(Collected data)
========
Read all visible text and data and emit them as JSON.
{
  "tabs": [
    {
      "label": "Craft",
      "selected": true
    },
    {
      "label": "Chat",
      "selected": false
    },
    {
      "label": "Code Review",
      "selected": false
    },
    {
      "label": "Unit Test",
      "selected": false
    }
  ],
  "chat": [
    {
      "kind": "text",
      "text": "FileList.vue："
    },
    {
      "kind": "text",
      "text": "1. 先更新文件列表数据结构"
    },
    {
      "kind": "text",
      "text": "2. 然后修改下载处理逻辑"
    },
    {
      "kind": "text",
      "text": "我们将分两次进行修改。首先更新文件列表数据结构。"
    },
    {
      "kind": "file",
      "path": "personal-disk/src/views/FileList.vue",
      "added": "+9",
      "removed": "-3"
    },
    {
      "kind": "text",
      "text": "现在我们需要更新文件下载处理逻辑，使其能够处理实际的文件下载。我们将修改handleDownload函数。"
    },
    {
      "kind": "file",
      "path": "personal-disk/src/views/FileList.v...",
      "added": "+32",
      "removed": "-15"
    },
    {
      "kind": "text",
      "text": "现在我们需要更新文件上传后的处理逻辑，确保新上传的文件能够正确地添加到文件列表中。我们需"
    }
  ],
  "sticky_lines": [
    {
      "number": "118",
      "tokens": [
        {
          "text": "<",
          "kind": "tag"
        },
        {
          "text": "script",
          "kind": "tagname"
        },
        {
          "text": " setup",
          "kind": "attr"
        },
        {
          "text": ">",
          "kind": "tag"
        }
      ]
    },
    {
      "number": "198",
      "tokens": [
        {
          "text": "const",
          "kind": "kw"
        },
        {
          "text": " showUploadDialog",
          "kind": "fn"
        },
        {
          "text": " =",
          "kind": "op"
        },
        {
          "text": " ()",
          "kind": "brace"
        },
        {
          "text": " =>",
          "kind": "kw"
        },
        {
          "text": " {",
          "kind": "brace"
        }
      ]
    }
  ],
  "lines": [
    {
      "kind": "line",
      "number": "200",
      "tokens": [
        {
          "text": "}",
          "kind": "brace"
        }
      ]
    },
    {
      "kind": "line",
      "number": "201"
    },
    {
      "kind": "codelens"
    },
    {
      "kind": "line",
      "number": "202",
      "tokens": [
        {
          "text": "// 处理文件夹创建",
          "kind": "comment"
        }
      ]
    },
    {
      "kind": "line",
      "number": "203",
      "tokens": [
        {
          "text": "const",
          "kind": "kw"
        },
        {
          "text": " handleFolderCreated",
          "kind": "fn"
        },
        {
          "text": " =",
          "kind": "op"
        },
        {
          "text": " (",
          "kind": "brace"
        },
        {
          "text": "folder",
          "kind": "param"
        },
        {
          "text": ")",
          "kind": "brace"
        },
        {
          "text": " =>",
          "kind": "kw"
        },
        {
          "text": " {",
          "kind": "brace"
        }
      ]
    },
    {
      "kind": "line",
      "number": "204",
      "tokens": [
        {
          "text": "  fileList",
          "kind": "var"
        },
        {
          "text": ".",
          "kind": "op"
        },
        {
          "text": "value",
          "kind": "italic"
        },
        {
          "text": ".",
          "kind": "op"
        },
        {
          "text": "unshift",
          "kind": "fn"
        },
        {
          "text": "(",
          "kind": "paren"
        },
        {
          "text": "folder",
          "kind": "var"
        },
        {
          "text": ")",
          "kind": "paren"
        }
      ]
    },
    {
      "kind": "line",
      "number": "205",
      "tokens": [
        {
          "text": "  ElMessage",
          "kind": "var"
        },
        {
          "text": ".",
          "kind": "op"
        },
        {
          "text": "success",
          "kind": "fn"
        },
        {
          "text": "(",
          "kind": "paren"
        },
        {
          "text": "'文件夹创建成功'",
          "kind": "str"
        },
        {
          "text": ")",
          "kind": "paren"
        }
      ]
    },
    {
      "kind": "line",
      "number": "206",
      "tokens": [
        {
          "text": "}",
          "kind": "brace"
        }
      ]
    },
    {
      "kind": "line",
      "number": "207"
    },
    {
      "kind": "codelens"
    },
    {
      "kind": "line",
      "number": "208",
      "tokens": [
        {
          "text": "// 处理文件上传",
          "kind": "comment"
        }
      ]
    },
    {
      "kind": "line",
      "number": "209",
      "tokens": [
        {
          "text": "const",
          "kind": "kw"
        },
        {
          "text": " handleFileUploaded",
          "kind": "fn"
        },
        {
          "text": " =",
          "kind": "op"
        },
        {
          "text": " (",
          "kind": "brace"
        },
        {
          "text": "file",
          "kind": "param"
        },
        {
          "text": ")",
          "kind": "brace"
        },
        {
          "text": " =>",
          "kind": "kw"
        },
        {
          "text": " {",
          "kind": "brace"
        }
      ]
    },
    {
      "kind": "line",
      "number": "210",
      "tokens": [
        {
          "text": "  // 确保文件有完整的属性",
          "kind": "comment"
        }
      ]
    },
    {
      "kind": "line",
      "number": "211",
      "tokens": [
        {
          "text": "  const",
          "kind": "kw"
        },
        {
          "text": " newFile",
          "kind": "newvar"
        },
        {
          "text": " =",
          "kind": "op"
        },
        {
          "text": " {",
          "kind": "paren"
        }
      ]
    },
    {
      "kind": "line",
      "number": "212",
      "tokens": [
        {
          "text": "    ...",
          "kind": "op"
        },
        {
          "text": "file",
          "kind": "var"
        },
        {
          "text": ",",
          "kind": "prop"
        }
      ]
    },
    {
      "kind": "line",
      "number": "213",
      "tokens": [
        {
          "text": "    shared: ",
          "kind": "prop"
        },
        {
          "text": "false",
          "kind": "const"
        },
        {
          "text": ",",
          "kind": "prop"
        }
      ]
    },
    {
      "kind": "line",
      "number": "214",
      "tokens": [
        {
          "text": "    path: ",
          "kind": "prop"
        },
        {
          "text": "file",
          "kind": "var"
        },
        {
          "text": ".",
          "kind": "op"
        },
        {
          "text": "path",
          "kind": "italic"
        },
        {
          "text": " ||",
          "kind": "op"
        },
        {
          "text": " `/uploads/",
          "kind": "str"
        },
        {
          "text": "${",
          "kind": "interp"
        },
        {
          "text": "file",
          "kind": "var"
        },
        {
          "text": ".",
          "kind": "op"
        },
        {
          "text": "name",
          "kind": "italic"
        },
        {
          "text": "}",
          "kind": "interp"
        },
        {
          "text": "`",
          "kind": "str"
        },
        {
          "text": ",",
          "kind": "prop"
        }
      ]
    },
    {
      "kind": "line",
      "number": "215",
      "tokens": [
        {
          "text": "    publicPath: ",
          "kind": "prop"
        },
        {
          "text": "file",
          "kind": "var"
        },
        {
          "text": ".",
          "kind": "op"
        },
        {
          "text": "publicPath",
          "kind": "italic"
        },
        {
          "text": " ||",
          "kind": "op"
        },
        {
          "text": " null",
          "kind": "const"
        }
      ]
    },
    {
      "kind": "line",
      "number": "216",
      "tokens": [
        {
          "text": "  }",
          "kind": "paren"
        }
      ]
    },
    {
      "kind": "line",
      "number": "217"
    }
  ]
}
========
* **What the task requires**:
Repeat the lines above exactly.

* **Task solution**:
Read all visible text and data and emit them as JSON.
{
  "tabs": [
    {
      "label": "Craft",
      "selected": true
    },
    {
      "label": "Chat",
      "selected": false
    },
    {
      "label": "Code Review",
      "selected": false
    },
    {
      "label": "Unit Test",
      "selected": false
    }
  ],
  "chat": [
    {
      "kind": "text",
      "text": "FileList.vue："
    },
    {
      "kind": "text",
      "text": "1. 先更新文件列表数据结构"
    },
    {
      "kind": "text",
      "text": "2. 然后修改下载处理逻辑"
    },
    {
      "kind": "text",
      "text": "我们将分两次进行修改。首先更新文件列表数据结构。"
    },
    {
      "kind": "file",
      "path": "personal-disk/src/views/FileList.vue",
      "added": "+9",
      "removed": "-3"
    },
    {
      "kind": "text",
      "text": "现在我们需要更新文件下载处理逻辑，使其能够处理实际的文件下载。我们将修改handleDownload函数。"
    },
    {
      "kind": "file",
      "path": "personal-disk/src/views/FileList.v...",
      "added": "+32",
      "removed": "-15"
    },
    {
      "kind": "text",
      "text": "现在我们需要更新文件上传后的处理逻辑，确保新上传的文件能够正确地添加到文件列表中。我们需"
    }
  ],
  "sticky_lines": [
    {
      "number": "118",
      "tokens": [
        {
          "text": "<",
          "kind": "tag"
        },
        {
          "text": "script",
          "kind": "tagname"
        },
        {
          "text": " setup",
          "kind": "attr"
        },
        {
          "text": ">",
          "kind": "tag"
        }
      ]
    },
    {
      "number": "198",
      "tokens": [
        {
          "text": "const",
          "kind": "kw"
        },
        {
          "text": " showUploadDialog",
          "kind": "fn"
        },
        {
          "text": " =",
          "kind": "op"
        },
        {
          "text": " ()",
          "kind": "brace"
        },
        {
          "text": " =>",
          "kind": "kw"
        },
        {
          "text": " {",
          "kind": "brace"
        }
      ]
    }
  ],
  "lines": [
    {
      "kind": "line",
      "number": "200",
      "tokens": [
        {
          "text": "}",
          "kind": "brace"
        }
      ]
    },
    {
      "kind": "line",
      "number": "201"
    },
    {
      "kind": "codelens"
    },
    {
      "kind": "line",
      "number": "202",
      "tokens": [
        {
          "text": "// 处理文件夹创建",
          "kind": "comment"
        }
      ]
    },
    {
      "kind": "line",
      "number": "203",
      "tokens": [
        {
          "text": "const",
          "kind": "kw"
        },
        {
          "text": " handleFolderCreated",
          "kind": "fn"
        },
        {
          "text": " =",
          "kind": "op"
        },
        {
          "text": " (",
          "kind": "brace"
        },
        {
          "text": "folder",
          "kind": "param"
        },
        {
          "text": ")",
          "kind": "brace"
        },
        {
          "text": " =>",
          "kind": "kw"
        },
        {
          "text": " {",
          "kind": "brace"
        }
      ]
    },
    {
      "kind": "line",
      "number": "204",
      "tokens": [
        {
          "text": "  fileList",
          "kind": "var"
        },
        {
          "text": ".",
          "kind": "op"
        },
        {
          "text": "value",
          "kind": "italic"
        },
        {
          "text": ".",
          "kind": "op"
        },
        {
          "text": "unshift",
          "kind": "fn"
        },
        {
          "text": "(",
          "kind": "paren"
        },
        {
          "text": "folder",
          "kind": "var"
        },
        {
          "text": ")",
          "kind": "paren"
        }
      ]
    },
    {
      "kind": "line",
      "number": "205",
      "tokens": [
        {
          "text": "  ElMessage",
          "kind": "var"
        },
        {
          "text": ".",
          "kind": "op"
        },
        {
          "text": "success",
          "kind": "fn"
        },
        {
          "text": "(",
          "kind": "paren"
        },
        {
          "text": "'文件夹创建成功'",
          "kind": "str"
        },
        {
          "text": ")",
          "kind": "paren"
        }
      ]
    },
    {
      "kind": "line",
      "number": "206",
      "tokens": [
        {
          "text": "}",
          "kind": "brace"
        }
      ]
    },
    {
      "kind": "line",
      "number": "207"
    },
    {
      "kind": "codelens"
    },
    {
      "kind": "line",
      "number": "208",
      "tokens": [
        {
          "text": "// 处理文件上传",
          "kind": "comment"
        }
      ]
    },
    {
      "kind": "line",
      "number": "209",
      "tokens": [
        {
          "text": "const",
          "kind": "kw"
        },
        {
          "text": " handleFileUploaded",
          "kind": "fn"
        },
        {
          "text": " =",
          "kind": "op"
        },
        {
          "text": " (",
          "kind": "brace"
        },
        {
          "text": "file",
          "kind": "param"
        },
        {
          "text": ")",
          "kind": "brace"
        },
        {
          "text": " =>",
          "kind": "kw"
        },
        {
          "text": " {",
          "kind": "brace"
        }
      ]
    },
    {
      "kind": "line",
      "number": "210",
      "tokens": [
        {
          "text": "  // 确保文件有完整的属性",
          "kind": "comment"
        }
      ]
    },
    {
      "kind": "line",
      "number": "211",
      "tokens": [
        {
          "text": "  const",
          "kind": "kw"
        },
        {
          "text": " newFile",
          "kind": "newvar"
        },
        {
          "text": " =",
          "kind": "op"
        },
        {
          "text": " {",
          "kind": "paren"
        }
      ]
    },
    {
      "kind": "line",
      "number": "212",
      "tokens": [
        {
          "text": "    ...",
          "kind": "op"
        },
        {
          "text": "file",
          "kind": "var"
        },
        {
          "text": ",",
          "kind": "prop"
        }
      ]
    },
    {
      "kind": "line",
      "number": "213",
      "tokens": [
        {
          "text": "    shared: ",
          "kind": "prop"
        },
        {
          "text": "false",
          "kind": "const"
        },
        {
          "text": ",",
          "kind": "prop"
        }
      ]
    },
    {
      "kind": "line",
      "number": "214",
      "tokens": [
        {
          "text": "    path: ",
          "kind": "prop"
        },
        {
          "text": "file",
          "kind": "var"
        },
        {
          "text": ".",
          "kind": "op"
        },
        {
          "text": "path",
          "kind": "italic"
        },
        {
          "text": " ||",
          "kind": "op"
        },
        {
          "text": " `/uploads/",
          "kind": "str"
        },
        {
          "text": "${",
          "kind": "interp"
        },
        {
          "text": "file",
          "kind": "var"
        },
        {
          "text": ".",
          "kind": "op"
        },
        {
          "text": "name",
          "kind": "italic"
        },
        {
          "text": "}",
          "kind": "interp"
        },
        {
          "text": "`",
          "kind": "str"
        },
        {
          "text": ",",
          "kind": "prop"
        }
      ]
    },
    {
      "kind": "line",
      "number": "215",
      "tokens": [
        {
          "text": "    publicPath: ",
          "kind": "prop"
        },
        {
          "text": "file",
          "kind": "var"
        },
        {
          "text": ".",
          "kind": "op"
        },
        {
          "text": "publicPath",
          "kind": "italic"
        },
        {
          "text": " ||",
          "kind": "op"
        },
        {
          "text": " null",
          "kind": "const"
        }
      ]
    },
    {
      "kind": "line",
      "number": "216",
      "tokens": [
        {
          "text": "  }",
          "kind": "paren"
        }
      ]
    },
    {
      "kind": "line",
      "number": "217"
    }
  ]
}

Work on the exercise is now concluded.